[Set problem]
Quote everything from the start of the lines down to and including the line containing "logo-icon <box>426 367 458 399</box>", reproducing each line verbatim.

[Information shown]
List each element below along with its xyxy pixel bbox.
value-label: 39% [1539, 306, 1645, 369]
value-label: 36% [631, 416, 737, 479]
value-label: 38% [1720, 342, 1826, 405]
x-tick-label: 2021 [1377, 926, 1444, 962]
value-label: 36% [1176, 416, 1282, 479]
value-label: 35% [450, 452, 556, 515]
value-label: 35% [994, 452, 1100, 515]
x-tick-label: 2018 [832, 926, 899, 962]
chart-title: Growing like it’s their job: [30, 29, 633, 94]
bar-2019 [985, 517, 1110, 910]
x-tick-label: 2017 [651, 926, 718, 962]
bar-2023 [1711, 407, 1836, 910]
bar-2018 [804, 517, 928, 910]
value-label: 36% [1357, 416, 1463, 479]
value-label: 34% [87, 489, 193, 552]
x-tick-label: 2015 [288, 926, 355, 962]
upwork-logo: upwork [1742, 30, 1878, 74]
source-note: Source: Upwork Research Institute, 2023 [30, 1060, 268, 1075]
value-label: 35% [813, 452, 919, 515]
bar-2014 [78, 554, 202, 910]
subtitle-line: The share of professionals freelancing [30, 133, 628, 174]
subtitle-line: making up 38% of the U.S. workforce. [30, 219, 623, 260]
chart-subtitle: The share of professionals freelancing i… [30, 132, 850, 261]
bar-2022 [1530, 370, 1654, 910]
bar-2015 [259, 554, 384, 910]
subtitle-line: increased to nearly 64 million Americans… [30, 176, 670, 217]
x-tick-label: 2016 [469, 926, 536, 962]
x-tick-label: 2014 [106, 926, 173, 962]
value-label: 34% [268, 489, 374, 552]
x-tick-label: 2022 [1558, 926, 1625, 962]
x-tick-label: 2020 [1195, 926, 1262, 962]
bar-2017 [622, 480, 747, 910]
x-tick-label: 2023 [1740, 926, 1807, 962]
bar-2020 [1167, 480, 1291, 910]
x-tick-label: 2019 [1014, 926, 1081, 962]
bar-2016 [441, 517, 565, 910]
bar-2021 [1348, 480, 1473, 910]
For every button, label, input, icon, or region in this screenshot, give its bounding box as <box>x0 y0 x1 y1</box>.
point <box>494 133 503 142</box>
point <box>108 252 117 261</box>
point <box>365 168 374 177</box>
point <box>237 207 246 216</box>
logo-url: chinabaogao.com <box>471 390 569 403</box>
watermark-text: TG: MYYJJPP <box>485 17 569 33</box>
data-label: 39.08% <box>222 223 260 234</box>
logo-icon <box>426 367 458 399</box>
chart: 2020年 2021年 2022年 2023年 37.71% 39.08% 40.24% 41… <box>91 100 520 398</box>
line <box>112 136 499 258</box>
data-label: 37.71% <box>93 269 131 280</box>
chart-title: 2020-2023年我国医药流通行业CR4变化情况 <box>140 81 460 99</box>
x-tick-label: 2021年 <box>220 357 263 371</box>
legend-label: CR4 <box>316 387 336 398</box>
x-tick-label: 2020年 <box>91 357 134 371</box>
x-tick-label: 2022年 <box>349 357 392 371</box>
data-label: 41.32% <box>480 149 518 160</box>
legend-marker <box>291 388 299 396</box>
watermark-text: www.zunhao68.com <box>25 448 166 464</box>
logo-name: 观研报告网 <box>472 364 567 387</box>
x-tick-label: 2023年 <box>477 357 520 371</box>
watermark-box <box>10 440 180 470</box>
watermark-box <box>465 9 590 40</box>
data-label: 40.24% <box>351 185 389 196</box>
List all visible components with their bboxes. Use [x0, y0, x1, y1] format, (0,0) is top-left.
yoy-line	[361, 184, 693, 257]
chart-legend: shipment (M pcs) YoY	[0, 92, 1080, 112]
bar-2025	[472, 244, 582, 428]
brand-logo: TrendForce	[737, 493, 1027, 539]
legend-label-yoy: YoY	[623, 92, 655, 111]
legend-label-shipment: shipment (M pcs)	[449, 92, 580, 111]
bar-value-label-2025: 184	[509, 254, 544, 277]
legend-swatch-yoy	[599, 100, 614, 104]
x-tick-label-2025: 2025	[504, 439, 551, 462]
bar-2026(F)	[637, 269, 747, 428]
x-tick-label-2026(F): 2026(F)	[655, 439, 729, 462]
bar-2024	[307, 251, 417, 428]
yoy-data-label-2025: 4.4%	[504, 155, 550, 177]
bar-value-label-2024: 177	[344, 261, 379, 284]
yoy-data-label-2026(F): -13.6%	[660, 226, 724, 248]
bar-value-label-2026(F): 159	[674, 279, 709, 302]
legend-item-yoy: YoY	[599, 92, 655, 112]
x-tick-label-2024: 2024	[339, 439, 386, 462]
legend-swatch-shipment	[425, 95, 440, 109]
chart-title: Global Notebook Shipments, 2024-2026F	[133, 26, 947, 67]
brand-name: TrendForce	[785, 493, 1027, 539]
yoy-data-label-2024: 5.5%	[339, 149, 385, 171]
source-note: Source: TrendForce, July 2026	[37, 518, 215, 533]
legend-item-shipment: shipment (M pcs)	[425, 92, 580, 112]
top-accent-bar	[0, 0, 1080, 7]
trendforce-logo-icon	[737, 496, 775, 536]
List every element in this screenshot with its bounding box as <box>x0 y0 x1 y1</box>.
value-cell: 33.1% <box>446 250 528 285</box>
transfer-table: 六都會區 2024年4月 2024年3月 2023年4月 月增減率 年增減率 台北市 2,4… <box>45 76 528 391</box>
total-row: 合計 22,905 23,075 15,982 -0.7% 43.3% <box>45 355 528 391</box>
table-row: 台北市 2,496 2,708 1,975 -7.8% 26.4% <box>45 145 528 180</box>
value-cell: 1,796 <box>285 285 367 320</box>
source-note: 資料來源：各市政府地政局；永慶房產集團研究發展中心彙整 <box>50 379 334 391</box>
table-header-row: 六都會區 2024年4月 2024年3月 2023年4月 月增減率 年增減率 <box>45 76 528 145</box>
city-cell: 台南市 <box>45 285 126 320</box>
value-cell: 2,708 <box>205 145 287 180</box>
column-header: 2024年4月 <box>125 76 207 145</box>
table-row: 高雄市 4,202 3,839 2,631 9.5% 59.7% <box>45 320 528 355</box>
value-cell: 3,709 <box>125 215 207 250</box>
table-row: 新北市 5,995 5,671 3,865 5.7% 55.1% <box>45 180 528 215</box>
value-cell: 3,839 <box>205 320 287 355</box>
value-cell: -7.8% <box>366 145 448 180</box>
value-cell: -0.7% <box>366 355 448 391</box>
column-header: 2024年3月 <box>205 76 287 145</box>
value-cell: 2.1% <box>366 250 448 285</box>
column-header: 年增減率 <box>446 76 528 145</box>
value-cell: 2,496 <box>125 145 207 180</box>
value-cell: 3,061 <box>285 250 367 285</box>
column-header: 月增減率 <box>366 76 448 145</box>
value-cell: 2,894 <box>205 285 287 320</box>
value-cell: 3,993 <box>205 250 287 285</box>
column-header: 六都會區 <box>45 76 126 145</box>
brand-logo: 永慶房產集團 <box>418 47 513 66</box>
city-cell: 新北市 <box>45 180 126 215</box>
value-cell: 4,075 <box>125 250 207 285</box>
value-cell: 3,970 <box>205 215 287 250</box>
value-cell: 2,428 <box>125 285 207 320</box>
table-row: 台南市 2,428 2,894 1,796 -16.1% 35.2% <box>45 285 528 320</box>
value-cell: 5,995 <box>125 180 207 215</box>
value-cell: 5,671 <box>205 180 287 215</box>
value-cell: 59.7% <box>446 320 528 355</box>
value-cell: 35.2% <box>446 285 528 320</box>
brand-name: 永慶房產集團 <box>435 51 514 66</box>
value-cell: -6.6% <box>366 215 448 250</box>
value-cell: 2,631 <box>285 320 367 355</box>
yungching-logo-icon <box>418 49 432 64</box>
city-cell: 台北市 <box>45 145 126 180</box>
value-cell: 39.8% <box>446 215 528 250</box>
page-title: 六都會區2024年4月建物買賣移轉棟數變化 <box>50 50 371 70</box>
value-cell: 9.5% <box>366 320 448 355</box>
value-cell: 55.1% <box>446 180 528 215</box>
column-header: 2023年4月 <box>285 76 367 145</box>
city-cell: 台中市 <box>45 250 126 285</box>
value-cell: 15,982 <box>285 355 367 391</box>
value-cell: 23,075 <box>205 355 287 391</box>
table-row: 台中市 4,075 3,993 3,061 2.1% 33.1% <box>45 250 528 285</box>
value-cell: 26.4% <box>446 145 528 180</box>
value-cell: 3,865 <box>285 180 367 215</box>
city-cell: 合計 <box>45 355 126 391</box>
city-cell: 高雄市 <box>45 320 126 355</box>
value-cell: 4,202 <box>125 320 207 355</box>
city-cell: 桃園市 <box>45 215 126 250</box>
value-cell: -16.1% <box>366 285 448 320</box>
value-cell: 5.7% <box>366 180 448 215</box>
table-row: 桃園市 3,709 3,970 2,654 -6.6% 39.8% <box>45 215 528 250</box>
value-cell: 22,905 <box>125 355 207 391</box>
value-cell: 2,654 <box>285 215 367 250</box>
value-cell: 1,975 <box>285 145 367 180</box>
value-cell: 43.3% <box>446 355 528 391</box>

[Result for this task]
List each element below along with its xyxy pixel bbox.
value-label: 39% [1539, 306, 1645, 369]
value-label: 36% [631, 416, 737, 479]
value-label: 38% [1720, 342, 1826, 405]
x-tick-label: 2021 [1377, 926, 1444, 962]
value-label: 36% [1176, 416, 1282, 479]
value-label: 35% [450, 452, 556, 515]
value-label: 35% [994, 452, 1100, 515]
x-tick-label: 2018 [832, 926, 899, 962]
chart-title: Growing like it’s their job: [30, 29, 633, 94]
bar-2019 [985, 517, 1110, 910]
x-tick-label: 2017 [651, 926, 718, 962]
bar-2023 [1711, 407, 1836, 910]
bar-2018 [804, 517, 928, 910]
value-label: 36% [1357, 416, 1463, 479]
value-label: 34% [87, 489, 193, 552]
x-tick-label: 2015 [288, 926, 355, 962]
upwork-logo: upwork [1742, 30, 1878, 74]
source-note: Source: Upwork Research Institute, 2023 [30, 1060, 268, 1075]
value-label: 35% [813, 452, 919, 515]
bar-2014 [78, 554, 202, 910]
subtitle-line: The share of professionals freelancing [30, 133, 628, 174]
subtitle-line: making up 38% of the U.S. workforce. [30, 219, 623, 260]
chart-subtitle: The share of professionals freelancing i… [30, 132, 850, 261]
bar-2022 [1530, 370, 1654, 910]
bar-2015 [259, 554, 384, 910]
subtitle-line: increased to nearly 64 million Americans… [30, 176, 670, 217]
x-tick-label: 2016 [469, 926, 536, 962]
x-tick-label: 2014 [106, 926, 173, 962]
value-label: 34% [268, 489, 374, 552]
x-tick-label: 2022 [1558, 926, 1625, 962]
x-tick-label: 2020 [1195, 926, 1262, 962]
bar-2017 [622, 480, 747, 910]
x-tick-label: 2023 [1740, 926, 1807, 962]
bar-2020 [1167, 480, 1291, 910]
x-tick-label: 2019 [1014, 926, 1081, 962]
bar-2016 [441, 517, 565, 910]
bar-2021 [1348, 480, 1473, 910]
For every button, label, input, icon, or region in this screenshot, give its bounding box as <box>x0 y0 x1 y1</box>.
point <box>494 133 503 142</box>
point <box>108 252 117 261</box>
point <box>365 168 374 177</box>
point <box>237 207 246 216</box>
logo-url: chinabaogao.com <box>471 390 569 403</box>
watermark-text: TG: MYYJJPP <box>485 17 569 33</box>
data-label: 39.08% <box>222 223 260 234</box>
logo-icon <box>426 367 458 399</box>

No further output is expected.